Stored data entries:
···
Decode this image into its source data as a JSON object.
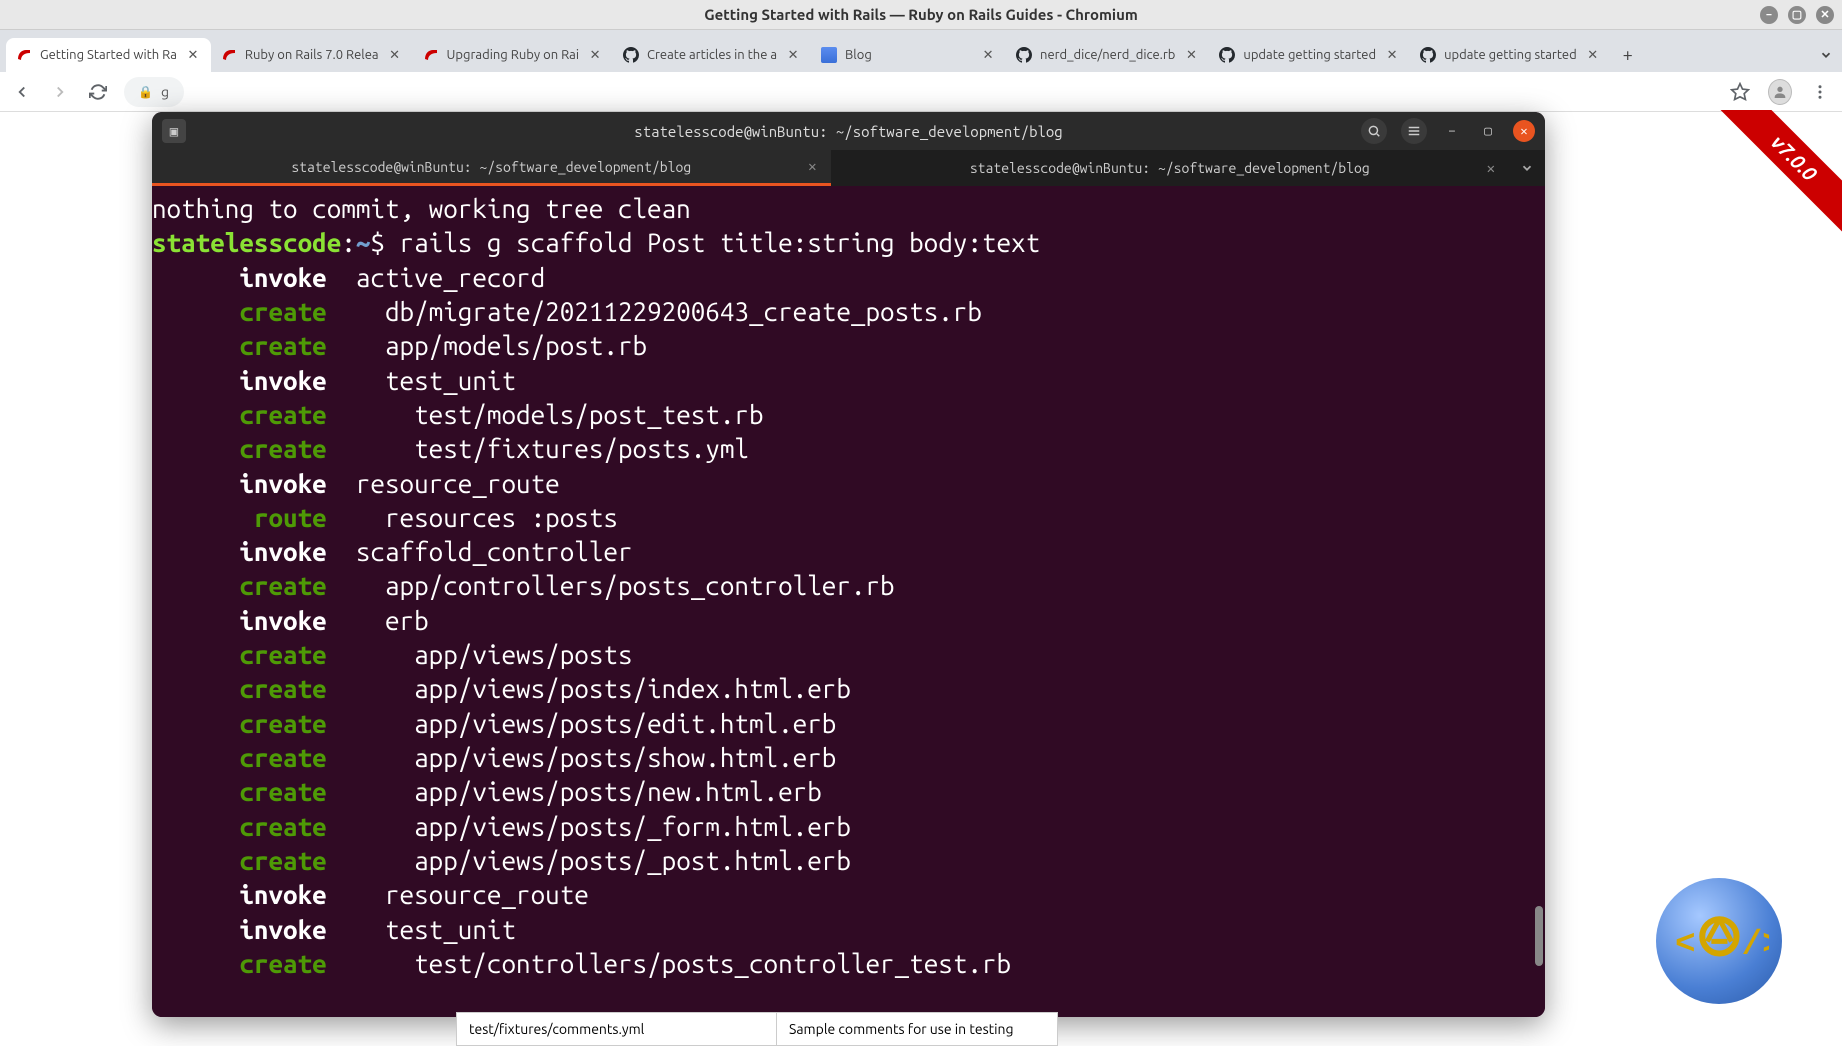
{
  "desktop": {
    "title": "Getting Started with Rails — Ruby on Rails Guides - Chromium"
  },
  "browser": {
    "tabs": [
      {
        "icon": "rails",
        "title": "Getting Started with Ra",
        "active": true
      },
      {
        "icon": "rails",
        "title": "Ruby on Rails 7.0 Relea",
        "active": false
      },
      {
        "icon": "rails",
        "title": "Upgrading Ruby on Rai",
        "active": false
      },
      {
        "icon": "github",
        "title": "Create articles in the a",
        "active": false
      },
      {
        "icon": "blog",
        "title": "Blog",
        "active": false
      },
      {
        "icon": "github",
        "title": "nerd_dice/nerd_dice.rb",
        "active": false
      },
      {
        "icon": "github",
        "title": "update getting started",
        "active": false
      },
      {
        "icon": "github",
        "title": "update getting started",
        "active": false
      }
    ],
    "url_fragment": "g"
  },
  "ribbon": {
    "version": "v7.0.0"
  },
  "terminal": {
    "title": "statelesscode@winBuntu: ~/software_development/blog",
    "tabs": [
      {
        "title": "statelesscode@winBuntu: ~/software_development/blog",
        "active": true
      },
      {
        "title": "statelesscode@winBuntu: ~/software_development/blog",
        "active": false
      }
    ],
    "git_status": "nothing to commit, working tree clean",
    "prompt_user": "statelesscode",
    "prompt_sep": ":",
    "prompt_path": "~",
    "prompt_sym": "$",
    "command": "rails g scaffold Post title:string body:text",
    "lines": [
      {
        "kw": "invoke",
        "indent": 6,
        "text": "active_record"
      },
      {
        "kw": "create",
        "indent": 6,
        "text": "  db/migrate/20211229200643_create_posts.rb"
      },
      {
        "kw": "create",
        "indent": 6,
        "text": "  app/models/post.rb"
      },
      {
        "kw": "invoke",
        "indent": 6,
        "text": "  test_unit"
      },
      {
        "kw": "create",
        "indent": 6,
        "text": "    test/models/post_test.rb"
      },
      {
        "kw": "create",
        "indent": 6,
        "text": "    test/fixtures/posts.yml"
      },
      {
        "kw": "invoke",
        "indent": 6,
        "text": "resource_route"
      },
      {
        "kw": "route",
        "indent": 7,
        "text": "  resources :posts"
      },
      {
        "kw": "invoke",
        "indent": 6,
        "text": "scaffold_controller"
      },
      {
        "kw": "create",
        "indent": 6,
        "text": "  app/controllers/posts_controller.rb"
      },
      {
        "kw": "invoke",
        "indent": 6,
        "text": "  erb"
      },
      {
        "kw": "create",
        "indent": 6,
        "text": "    app/views/posts"
      },
      {
        "kw": "create",
        "indent": 6,
        "text": "    app/views/posts/index.html.erb"
      },
      {
        "kw": "create",
        "indent": 6,
        "text": "    app/views/posts/edit.html.erb"
      },
      {
        "kw": "create",
        "indent": 6,
        "text": "    app/views/posts/show.html.erb"
      },
      {
        "kw": "create",
        "indent": 6,
        "text": "    app/views/posts/new.html.erb"
      },
      {
        "kw": "create",
        "indent": 6,
        "text": "    app/views/posts/_form.html.erb"
      },
      {
        "kw": "create",
        "indent": 6,
        "text": "    app/views/posts/_post.html.erb"
      },
      {
        "kw": "invoke",
        "indent": 6,
        "text": "  resource_route"
      },
      {
        "kw": "invoke",
        "indent": 6,
        "text": "  test_unit"
      },
      {
        "kw": "create",
        "indent": 6,
        "text": "    test/controllers/posts_controller_test.rb"
      }
    ]
  },
  "doc_row": {
    "cell1": "test/fixtures/comments.yml",
    "cell2": "Sample comments for use in testing"
  }
}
···
_What you will do_
Repeat all of the records verbatim, leaving out the pictures.

_Worked solution_
Decode this image into its source data as a JSON object.
{
  "desktop": {
    "title": "Getting Started with Rails — Ruby on Rails Guides - Chromium"
  },
  "browser": {
    "tabs": [
      {
        "icon": "rails",
        "title": "Getting Started with Ra",
        "active": true
      },
      {
        "icon": "rails",
        "title": "Ruby on Rails 7.0 Relea",
        "active": false
      },
      {
        "icon": "rails",
        "title": "Upgrading Ruby on Rai",
        "active": false
      },
      {
        "icon": "github",
        "title": "Create articles in the a",
        "active": false
      },
      {
        "icon": "blog",
        "title": "Blog",
        "active": false
      },
      {
        "icon": "github",
        "title": "nerd_dice/nerd_dice.rb",
        "active": false
      },
      {
        "icon": "github",
        "title": "update getting started",
        "active": false
      },
      {
        "icon": "github",
        "title": "update getting started",
        "active": false
      }
    ],
    "url_fragment": "g"
  },
  "ribbon": {
    "version": "v7.0.0"
  },
  "terminal": {
    "title": "statelesscode@winBuntu: ~/software_development/blog",
    "tabs": [
      {
        "title": "statelesscode@winBuntu: ~/software_development/blog",
        "active": true
      },
      {
        "title": "statelesscode@winBuntu: ~/software_development/blog",
        "active": false
      }
    ],
    "git_status": "nothing to commit, working tree clean",
    "prompt_user": "statelesscode",
    "prompt_sep": ":",
    "prompt_path": "~",
    "prompt_sym": "$",
    "command": "rails g scaffold Post title:string body:text",
    "lines": [
      {
        "kw": "invoke",
        "indent": 6,
        "text": "active_record"
      },
      {
        "kw": "create",
        "indent": 6,
        "text": "  db/migrate/20211229200643_create_posts.rb"
      },
      {
        "kw": "create",
        "indent": 6,
        "text": "  app/models/post.rb"
      },
      {
        "kw": "invoke",
        "indent": 6,
        "text": "  test_unit"
      },
      {
        "kw": "create",
        "indent": 6,
        "text": "    test/models/post_test.rb"
      },
      {
        "kw": "create",
        "indent": 6,
        "text": "    test/fixtures/posts.yml"
      },
      {
        "kw": "invoke",
        "indent": 6,
        "text": "resource_route"
      },
      {
        "kw": "route",
        "indent": 7,
        "text": "  resources :posts"
      },
      {
        "kw": "invoke",
        "indent": 6,
        "text": "scaffold_controller"
      },
      {
        "kw": "create",
        "indent": 6,
        "text": "  app/controllers/posts_controller.rb"
      },
      {
        "kw": "invoke",
        "indent": 6,
        "text": "  erb"
      },
      {
        "kw": "create",
        "indent": 6,
        "text": "    app/views/posts"
      },
      {
        "kw": "create",
        "indent": 6,
        "text": "    app/views/posts/index.html.erb"
      },
      {
        "kw": "create",
        "indent": 6,
        "text": "    app/views/posts/edit.html.erb"
      },
      {
        "kw": "create",
        "indent": 6,
        "text": "    app/views/posts/show.html.erb"
      },
      {
        "kw": "create",
        "indent": 6,
        "text": "    app/views/posts/new.html.erb"
      },
      {
        "kw": "create",
        "indent": 6,
        "text": "    app/views/posts/_form.html.erb"
      },
      {
        "kw": "create",
        "indent": 6,
        "text": "    app/views/posts/_post.html.erb"
      },
      {
        "kw": "invoke",
        "indent": 6,
        "text": "  resource_route"
      },
      {
        "kw": "invoke",
        "indent": 6,
        "text": "  test_unit"
      },
      {
        "kw": "create",
        "indent": 6,
        "text": "    test/controllers/posts_controller_test.rb"
      }
    ]
  },
  "doc_row": {
    "cell1": "test/fixtures/comments.yml",
    "cell2": "Sample comments for use in testing"
  }
}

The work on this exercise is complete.